■ **PROBLEM REQUIREMENTS**
Count every line where "thống" occurs. Give the total alone.

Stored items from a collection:
════

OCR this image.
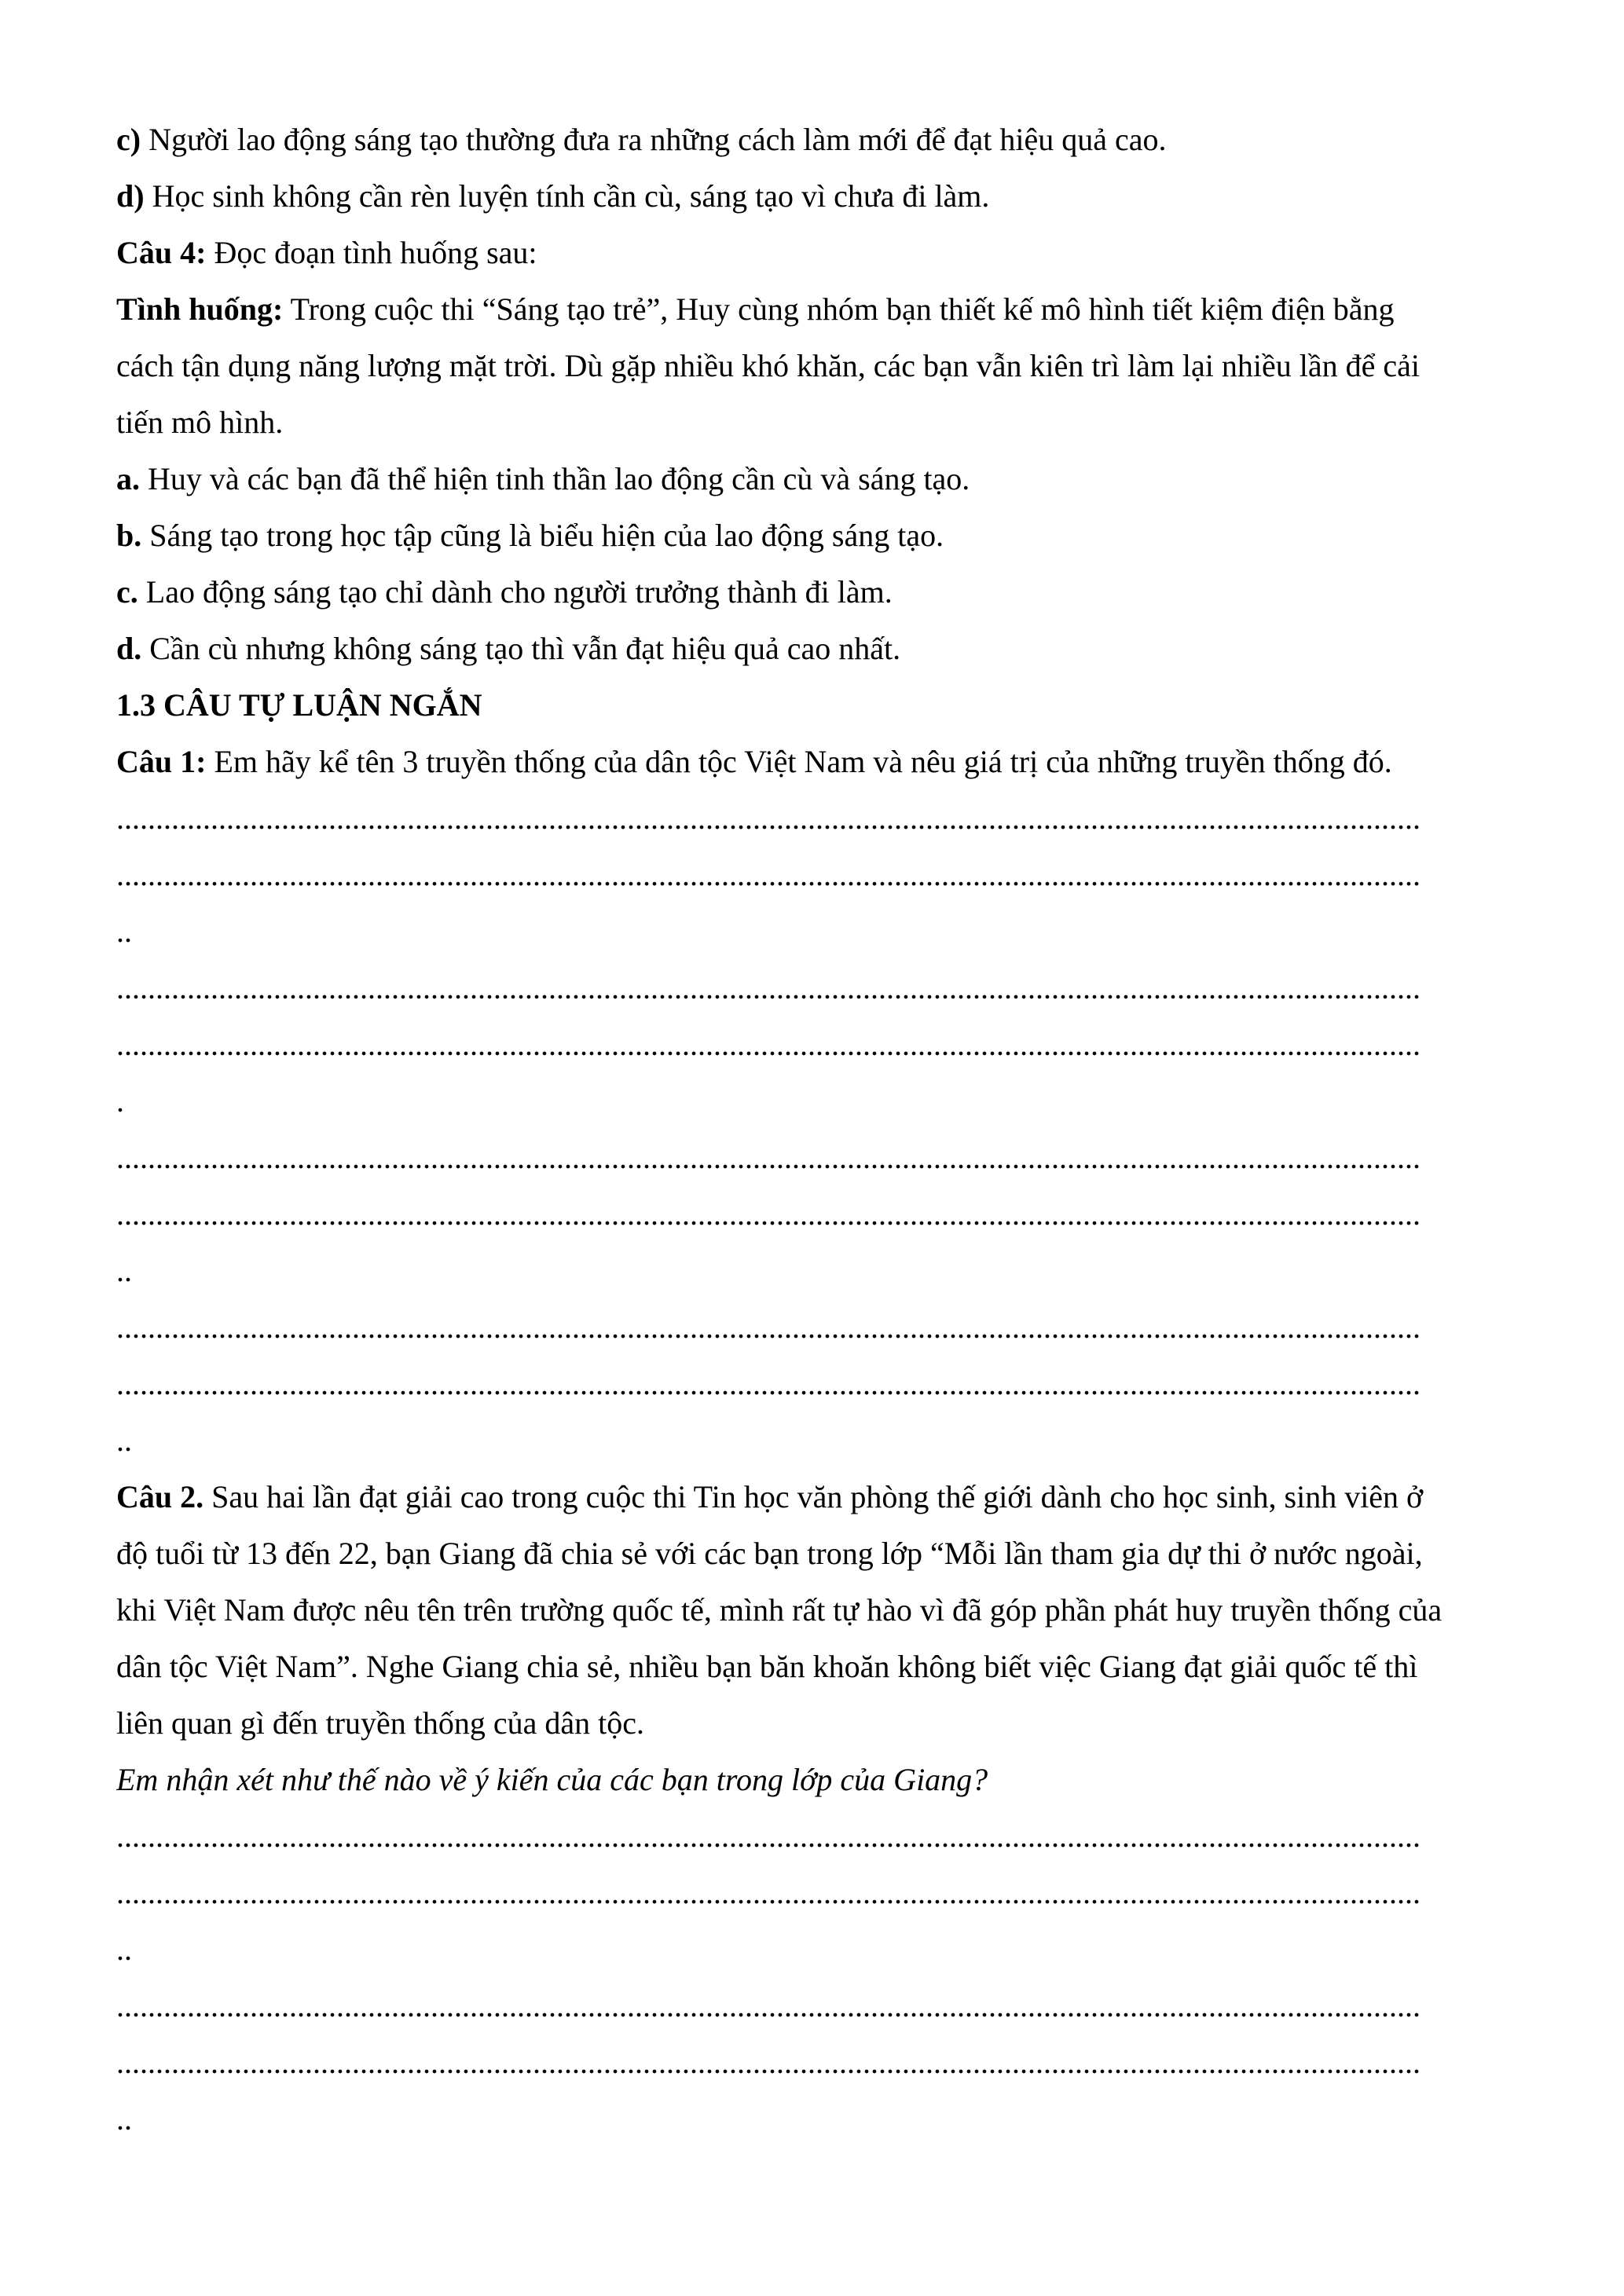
c) Người lao động sáng tạo thường đưa ra những cách làm mới để đạt hiệu quả cao.
d) Học sinh không cần rèn luyện tính cần cù, sáng tạo vì chưa đi làm.
Câu 4: Đọc đoạn tình huống sau:
Tình huống: Trong cuộc thi “Sáng tạo trẻ”, Huy cùng nhóm bạn thiết kế mô hình tiết kiệm điện bằng
cách tận dụng năng lượng mặt trời. Dù gặp nhiều khó khăn, các bạn vẫn kiên trì làm lại nhiều lần để cải
tiến mô hình.
a. Huy và các bạn đã thể hiện tinh thần lao động cần cù và sáng tạo.
b. Sáng tạo trong học tập cũng là biểu hiện của lao động sáng tạo.
c. Lao động sáng tạo chỉ dành cho người trưởng thành đi làm.
d. Cần cù nhưng không sáng tạo thì vẫn đạt hiệu quả cao nhất.
1.3 CÂU TỰ LUẬN NGẮN
Câu 1: Em hãy kể tên 3 truyền thống của dân tộc Việt Nam và nêu giá trị của những truyền thống đó.
......................................................................................................................................................................
......................................................................................................................................................................
..
......................................................................................................................................................................
......................................................................................................................................................................
.
......................................................................................................................................................................
......................................................................................................................................................................
..
......................................................................................................................................................................
......................................................................................................................................................................
..
Câu 2. Sau hai lần đạt giải cao trong cuộc thi Tin học văn phòng thế giới dành cho học sinh, sinh viên ở
độ tuổi từ 13 đến 22, bạn Giang đã chia sẻ với các bạn trong lớp “Mỗi lần tham gia dự thi ở nước ngoài,
khi Việt Nam được nêu tên trên trường quốc tế, mình rất tự hào vì đã góp phần phát huy truyền thống của
dân tộc Việt Nam”. Nghe Giang chia sẻ, nhiều bạn băn khoăn không biết việc Giang đạt giải quốc tế thì
liên quan gì đến truyền thống của dân tộc.
Em nhận xét như thế nào về ý kiến của các bạn trong lớp của Giang?
......................................................................................................................................................................
......................................................................................................................................................................
..
......................................................................................................................................................................
......................................................................................................................................................................
..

════

■ **FINISHED EXERCISE**
3